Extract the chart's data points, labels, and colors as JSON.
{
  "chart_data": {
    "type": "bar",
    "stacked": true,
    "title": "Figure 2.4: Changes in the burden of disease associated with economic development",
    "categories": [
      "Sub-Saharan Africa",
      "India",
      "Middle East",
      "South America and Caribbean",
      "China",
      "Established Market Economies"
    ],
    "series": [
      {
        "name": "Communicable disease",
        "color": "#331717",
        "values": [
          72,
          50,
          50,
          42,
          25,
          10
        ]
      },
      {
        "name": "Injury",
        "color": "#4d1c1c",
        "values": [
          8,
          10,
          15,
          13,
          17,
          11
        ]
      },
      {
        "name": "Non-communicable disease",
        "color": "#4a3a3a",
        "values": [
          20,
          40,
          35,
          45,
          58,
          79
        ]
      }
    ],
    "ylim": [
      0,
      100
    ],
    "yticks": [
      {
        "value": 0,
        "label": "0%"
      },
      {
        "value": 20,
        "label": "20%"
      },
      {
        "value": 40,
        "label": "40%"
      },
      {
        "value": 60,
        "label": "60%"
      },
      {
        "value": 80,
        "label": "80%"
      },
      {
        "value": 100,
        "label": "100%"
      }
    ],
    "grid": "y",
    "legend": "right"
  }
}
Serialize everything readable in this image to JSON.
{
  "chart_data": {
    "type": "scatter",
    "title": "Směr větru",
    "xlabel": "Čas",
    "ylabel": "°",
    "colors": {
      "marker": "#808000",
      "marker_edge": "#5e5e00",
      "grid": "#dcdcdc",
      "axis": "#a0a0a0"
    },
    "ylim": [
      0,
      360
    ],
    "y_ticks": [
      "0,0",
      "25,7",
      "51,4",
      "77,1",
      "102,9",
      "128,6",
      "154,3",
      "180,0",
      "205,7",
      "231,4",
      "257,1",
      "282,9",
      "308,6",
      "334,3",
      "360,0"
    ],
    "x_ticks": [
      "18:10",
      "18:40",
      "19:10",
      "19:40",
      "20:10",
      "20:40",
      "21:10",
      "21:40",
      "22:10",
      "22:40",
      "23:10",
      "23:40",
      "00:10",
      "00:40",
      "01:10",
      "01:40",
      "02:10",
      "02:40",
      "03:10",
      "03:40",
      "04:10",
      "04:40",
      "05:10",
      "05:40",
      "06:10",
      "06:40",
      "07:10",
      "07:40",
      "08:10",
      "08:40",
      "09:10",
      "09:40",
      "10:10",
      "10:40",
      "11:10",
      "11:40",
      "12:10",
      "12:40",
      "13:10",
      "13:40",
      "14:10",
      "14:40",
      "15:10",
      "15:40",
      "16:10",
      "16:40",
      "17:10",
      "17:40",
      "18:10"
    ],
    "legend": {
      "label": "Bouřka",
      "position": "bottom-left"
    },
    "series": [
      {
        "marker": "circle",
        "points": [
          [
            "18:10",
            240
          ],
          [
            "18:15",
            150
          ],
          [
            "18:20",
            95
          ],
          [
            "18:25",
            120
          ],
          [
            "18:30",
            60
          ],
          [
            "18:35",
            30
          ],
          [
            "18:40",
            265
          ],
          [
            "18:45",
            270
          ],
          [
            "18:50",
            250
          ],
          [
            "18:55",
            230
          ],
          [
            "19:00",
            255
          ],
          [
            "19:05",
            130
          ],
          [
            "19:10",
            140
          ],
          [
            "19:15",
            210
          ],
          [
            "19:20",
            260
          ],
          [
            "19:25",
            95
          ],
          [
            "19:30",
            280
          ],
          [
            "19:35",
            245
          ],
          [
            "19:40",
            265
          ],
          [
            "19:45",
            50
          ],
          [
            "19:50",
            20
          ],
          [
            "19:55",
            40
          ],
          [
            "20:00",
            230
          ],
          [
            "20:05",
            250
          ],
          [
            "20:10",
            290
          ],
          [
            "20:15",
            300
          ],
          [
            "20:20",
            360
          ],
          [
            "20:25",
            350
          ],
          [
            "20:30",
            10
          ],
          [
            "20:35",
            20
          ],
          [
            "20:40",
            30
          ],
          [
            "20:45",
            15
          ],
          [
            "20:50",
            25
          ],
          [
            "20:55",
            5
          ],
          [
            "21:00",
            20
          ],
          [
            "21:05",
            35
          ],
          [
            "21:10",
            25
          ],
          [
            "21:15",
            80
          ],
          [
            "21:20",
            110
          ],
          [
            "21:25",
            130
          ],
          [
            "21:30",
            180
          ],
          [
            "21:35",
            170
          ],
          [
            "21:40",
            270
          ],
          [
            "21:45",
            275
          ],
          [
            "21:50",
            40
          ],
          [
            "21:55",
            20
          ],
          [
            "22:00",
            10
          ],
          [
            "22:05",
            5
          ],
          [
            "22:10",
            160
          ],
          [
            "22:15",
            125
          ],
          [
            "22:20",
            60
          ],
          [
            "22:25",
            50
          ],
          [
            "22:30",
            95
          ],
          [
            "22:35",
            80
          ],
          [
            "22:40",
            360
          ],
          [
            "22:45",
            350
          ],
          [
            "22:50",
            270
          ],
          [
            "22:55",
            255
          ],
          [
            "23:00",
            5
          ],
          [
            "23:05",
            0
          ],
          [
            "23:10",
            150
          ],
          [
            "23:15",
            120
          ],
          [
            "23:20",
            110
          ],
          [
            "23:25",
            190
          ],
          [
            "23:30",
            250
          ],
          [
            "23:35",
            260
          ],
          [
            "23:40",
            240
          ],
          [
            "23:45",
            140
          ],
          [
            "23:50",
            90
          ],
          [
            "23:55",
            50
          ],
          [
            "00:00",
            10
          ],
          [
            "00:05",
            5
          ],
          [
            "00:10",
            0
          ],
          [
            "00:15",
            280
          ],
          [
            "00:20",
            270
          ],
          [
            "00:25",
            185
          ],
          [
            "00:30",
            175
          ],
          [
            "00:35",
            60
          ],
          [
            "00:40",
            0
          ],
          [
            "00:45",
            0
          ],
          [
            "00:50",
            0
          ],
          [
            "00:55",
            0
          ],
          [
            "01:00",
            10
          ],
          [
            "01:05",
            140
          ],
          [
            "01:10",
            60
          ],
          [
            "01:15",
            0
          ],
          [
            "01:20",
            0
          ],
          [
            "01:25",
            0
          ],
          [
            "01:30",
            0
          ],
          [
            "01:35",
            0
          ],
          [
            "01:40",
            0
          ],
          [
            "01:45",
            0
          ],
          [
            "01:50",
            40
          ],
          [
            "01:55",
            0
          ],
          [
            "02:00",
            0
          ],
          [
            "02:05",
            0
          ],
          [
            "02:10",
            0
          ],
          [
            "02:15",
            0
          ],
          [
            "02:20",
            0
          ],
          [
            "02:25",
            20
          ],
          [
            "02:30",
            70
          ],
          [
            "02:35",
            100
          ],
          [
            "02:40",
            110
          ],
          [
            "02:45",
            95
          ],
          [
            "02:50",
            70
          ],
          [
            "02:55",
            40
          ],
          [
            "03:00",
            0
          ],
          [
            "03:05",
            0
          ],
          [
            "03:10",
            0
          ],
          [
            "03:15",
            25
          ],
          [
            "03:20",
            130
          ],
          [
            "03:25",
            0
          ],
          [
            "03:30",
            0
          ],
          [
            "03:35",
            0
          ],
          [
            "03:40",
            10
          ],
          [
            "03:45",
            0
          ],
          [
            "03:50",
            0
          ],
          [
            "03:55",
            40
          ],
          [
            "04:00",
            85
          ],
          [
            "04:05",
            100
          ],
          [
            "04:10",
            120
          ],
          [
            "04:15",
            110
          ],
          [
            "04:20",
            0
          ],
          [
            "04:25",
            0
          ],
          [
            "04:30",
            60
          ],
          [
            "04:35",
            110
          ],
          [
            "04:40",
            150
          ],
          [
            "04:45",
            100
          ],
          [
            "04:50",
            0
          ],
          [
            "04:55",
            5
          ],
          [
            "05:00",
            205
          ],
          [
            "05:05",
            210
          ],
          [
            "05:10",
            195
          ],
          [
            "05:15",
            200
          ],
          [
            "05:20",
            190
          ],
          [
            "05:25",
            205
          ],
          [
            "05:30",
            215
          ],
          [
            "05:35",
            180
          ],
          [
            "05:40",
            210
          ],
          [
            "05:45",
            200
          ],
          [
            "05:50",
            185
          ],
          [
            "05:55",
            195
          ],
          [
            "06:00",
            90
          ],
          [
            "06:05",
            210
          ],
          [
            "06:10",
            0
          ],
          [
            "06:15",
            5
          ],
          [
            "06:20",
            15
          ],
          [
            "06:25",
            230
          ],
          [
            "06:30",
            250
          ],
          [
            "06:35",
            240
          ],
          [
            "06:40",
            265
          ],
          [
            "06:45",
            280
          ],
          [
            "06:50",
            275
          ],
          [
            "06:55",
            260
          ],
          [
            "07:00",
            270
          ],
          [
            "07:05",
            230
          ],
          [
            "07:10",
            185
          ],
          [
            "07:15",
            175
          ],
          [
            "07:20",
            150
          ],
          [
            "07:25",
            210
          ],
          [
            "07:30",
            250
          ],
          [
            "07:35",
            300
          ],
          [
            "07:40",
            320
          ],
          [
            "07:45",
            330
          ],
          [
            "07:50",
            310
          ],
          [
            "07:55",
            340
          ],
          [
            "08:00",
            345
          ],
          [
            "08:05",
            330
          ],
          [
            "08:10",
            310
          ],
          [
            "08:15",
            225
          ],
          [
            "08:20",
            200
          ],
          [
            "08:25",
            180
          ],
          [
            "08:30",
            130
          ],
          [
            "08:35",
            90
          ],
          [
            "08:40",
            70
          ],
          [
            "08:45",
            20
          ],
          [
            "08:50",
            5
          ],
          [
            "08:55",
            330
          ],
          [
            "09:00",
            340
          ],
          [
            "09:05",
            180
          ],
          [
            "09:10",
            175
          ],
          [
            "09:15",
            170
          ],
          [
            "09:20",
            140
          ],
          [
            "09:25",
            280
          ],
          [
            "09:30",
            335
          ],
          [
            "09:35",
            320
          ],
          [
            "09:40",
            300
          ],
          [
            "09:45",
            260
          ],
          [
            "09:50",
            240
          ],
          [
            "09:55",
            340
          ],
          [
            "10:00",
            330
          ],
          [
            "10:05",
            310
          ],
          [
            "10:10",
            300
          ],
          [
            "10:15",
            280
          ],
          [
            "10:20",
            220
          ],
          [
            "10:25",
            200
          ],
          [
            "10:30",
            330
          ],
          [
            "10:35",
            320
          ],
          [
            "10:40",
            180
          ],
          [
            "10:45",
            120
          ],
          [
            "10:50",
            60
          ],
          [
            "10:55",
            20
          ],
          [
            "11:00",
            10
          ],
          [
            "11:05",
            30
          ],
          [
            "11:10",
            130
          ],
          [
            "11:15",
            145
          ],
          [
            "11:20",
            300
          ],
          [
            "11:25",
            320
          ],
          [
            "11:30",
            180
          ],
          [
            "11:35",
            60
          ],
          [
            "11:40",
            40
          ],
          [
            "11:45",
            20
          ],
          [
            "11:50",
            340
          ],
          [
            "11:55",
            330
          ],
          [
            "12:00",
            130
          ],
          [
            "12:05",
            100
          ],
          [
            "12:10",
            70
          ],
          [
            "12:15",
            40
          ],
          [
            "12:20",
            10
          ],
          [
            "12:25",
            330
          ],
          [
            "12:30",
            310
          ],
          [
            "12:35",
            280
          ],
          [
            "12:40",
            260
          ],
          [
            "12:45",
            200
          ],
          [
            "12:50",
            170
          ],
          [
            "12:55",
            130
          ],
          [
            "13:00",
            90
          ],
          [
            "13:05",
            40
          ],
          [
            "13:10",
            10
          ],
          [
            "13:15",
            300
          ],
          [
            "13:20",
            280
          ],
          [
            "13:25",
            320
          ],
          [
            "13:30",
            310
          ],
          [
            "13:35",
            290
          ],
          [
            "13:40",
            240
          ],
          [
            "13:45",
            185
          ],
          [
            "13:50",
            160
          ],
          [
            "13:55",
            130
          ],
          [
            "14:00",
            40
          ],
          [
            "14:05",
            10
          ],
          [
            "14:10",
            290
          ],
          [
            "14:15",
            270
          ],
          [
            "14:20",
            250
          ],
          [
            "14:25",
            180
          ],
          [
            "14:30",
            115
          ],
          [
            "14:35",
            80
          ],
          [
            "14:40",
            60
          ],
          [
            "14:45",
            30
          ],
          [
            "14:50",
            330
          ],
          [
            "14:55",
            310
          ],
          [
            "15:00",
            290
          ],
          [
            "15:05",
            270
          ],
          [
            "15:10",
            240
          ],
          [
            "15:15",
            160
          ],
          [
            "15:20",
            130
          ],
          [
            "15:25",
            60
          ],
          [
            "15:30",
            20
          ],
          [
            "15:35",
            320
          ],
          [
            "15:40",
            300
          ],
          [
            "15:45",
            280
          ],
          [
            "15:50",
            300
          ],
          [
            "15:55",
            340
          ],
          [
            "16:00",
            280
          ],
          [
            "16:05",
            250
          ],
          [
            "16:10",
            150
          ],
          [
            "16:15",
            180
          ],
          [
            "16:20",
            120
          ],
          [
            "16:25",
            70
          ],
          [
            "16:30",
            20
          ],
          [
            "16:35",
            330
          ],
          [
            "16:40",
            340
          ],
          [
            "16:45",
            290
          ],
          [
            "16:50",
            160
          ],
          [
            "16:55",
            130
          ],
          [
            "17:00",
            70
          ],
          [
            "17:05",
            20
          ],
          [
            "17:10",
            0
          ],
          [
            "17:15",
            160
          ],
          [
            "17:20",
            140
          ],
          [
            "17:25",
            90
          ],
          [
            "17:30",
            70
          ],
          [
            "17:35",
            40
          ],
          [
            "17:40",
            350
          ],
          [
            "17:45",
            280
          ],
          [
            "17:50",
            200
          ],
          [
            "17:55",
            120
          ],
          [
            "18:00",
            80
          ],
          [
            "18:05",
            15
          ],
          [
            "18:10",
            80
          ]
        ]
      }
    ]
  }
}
········
▸ EXERCISE DIRECTIONS
Copy all lines from the material that include "title".

▸ ANSWER FOR THE TASK
    "title": "Figure 2.4: Changes in the burden of disease associated with economic development",
    "title": "Směr větru",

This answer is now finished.